### SELECTED EXCERPT
◇ ◇ ◇ ◇ ◇

My point, though, is that it's not the CocoaPods developers who are ungrateful bastards. It's any Hacker News commenter here who also uses CocoaPods. If you think this behavior is insane, submit a pull request.

odbol_ · on March 8, 2016

Ugh, I'm skeptical of giving Apple ownership of any kind of developer tool. We all saw how badly they screwed up TestFlight, and now you want to give them the only OSS package manager?

jscampbell05 · on March 9, 2016

Amen to that. Fortunately the Swift Package manager (Which is also OSS) is ran by their open source swift team who so far is doing a great job of being open and delivering the best solutions for the job.

TestFlight on the other hand....

cballard · on March 9, 2016

If you're upset about Apple TestFlight, why not just use HockeyApp?

odbol_ · on March 10, 2016

Haven't tried HockeyApp. I use Crashlytics Beta now and it's amazing. Literally "press of a button" deployment: no dealing with provisioning profiles, device UUIDs, or any of that garbage. Just build and deploy, and all your testers get the update instantly!

pjc50 · on March 8, 2016

It's very "sharing economy": someone else has a resource you can use for free, so why not take it?

(Edit: </rhetorical> </sarcasm>)

izacus · on March 8, 2016

Because abusing that resource makes sure you (or anyone else) won't be able to take it in the future. I thought that's pretty obvious?

◇ ◇ ◇ ◇ ◇

### ENTRIES PROVIDED
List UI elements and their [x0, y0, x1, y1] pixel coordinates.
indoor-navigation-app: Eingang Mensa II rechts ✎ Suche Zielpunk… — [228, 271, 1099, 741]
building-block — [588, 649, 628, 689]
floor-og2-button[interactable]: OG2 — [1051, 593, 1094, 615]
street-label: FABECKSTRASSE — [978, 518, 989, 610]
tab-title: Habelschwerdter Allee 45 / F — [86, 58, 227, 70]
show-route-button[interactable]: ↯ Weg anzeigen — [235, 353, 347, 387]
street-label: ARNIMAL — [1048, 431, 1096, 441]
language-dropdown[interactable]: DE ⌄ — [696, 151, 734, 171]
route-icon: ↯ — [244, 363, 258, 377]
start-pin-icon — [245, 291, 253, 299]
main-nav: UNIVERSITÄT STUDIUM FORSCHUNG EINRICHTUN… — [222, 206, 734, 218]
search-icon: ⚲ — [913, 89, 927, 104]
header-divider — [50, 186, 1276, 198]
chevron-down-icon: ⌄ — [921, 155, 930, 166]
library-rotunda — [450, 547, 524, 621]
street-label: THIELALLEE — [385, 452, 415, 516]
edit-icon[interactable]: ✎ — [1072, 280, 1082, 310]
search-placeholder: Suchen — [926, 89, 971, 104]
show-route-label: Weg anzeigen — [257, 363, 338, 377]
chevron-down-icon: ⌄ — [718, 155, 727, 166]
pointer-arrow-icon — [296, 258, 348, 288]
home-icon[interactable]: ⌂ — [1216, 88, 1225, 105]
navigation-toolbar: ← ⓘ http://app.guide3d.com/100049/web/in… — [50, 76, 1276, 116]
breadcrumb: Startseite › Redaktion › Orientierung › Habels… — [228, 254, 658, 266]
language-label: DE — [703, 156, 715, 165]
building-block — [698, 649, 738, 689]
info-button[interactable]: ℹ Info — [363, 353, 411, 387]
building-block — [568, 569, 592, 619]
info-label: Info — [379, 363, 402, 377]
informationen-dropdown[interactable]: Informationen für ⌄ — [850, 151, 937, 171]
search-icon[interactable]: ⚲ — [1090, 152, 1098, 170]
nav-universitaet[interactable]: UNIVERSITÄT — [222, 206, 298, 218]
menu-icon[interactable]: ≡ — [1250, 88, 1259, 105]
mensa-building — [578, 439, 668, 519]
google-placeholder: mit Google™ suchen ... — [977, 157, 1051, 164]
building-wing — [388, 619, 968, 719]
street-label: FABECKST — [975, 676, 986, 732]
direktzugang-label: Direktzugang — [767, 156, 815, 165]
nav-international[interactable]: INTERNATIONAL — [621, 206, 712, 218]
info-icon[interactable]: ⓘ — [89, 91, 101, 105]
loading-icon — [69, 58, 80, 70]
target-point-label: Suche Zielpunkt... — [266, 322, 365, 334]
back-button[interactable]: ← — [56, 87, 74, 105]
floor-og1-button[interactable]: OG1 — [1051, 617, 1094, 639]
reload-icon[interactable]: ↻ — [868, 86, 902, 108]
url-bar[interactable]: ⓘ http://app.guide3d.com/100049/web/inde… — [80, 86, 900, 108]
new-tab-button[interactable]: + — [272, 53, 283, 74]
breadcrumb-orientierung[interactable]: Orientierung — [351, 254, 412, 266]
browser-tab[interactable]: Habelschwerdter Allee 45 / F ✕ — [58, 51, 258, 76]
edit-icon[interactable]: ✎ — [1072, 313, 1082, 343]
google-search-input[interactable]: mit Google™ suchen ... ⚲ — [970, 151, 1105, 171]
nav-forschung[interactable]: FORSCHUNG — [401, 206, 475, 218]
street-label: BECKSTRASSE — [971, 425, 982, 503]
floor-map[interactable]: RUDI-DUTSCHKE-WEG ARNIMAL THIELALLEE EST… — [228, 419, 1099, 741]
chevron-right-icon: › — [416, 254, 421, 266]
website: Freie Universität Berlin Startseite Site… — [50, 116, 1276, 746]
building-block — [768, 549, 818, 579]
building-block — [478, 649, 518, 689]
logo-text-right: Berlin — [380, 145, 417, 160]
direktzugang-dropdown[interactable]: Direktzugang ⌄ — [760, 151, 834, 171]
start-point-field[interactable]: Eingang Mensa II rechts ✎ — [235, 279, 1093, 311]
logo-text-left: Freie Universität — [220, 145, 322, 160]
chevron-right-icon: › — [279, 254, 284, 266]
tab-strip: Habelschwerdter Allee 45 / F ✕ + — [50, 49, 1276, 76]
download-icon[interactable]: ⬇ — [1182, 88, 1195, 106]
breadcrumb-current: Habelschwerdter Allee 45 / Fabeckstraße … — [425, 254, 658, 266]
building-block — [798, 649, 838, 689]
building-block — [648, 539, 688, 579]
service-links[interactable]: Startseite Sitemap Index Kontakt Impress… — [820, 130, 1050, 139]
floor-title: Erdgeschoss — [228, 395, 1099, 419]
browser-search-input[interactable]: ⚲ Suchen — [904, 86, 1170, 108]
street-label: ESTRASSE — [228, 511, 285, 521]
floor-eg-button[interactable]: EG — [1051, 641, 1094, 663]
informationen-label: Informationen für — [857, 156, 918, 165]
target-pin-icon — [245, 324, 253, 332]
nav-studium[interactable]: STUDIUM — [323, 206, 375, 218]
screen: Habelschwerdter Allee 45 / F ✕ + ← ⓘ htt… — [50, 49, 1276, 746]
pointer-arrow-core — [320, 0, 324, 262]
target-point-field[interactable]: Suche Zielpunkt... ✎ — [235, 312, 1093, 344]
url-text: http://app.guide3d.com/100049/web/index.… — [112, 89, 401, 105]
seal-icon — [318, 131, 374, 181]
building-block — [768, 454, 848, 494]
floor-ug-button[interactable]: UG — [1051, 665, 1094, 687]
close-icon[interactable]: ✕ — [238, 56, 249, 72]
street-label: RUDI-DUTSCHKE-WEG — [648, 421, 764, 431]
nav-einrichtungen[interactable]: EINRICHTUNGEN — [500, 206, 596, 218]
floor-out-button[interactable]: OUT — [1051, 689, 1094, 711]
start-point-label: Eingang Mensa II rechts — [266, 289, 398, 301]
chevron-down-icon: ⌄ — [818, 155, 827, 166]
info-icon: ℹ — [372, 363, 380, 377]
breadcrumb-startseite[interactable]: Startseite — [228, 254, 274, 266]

◇ ◇ ◇ ◇ ◇

### TO DO
Answer these questions from the forum thread about CocoaPods and TestFlight, one per line:
1. Who runs the Swift Package Manager, according to jscampbell05?
2. What alternative to Apple TestFlight does cballard suggest?
3. Which tool does odbol_ say they now use for deployment?
The material shown above is separate from the forum thread and unrelated to it.

### SOLUTION
1. The open source Swift team.
2. HockeyApp.
3. Crashlytics Beta.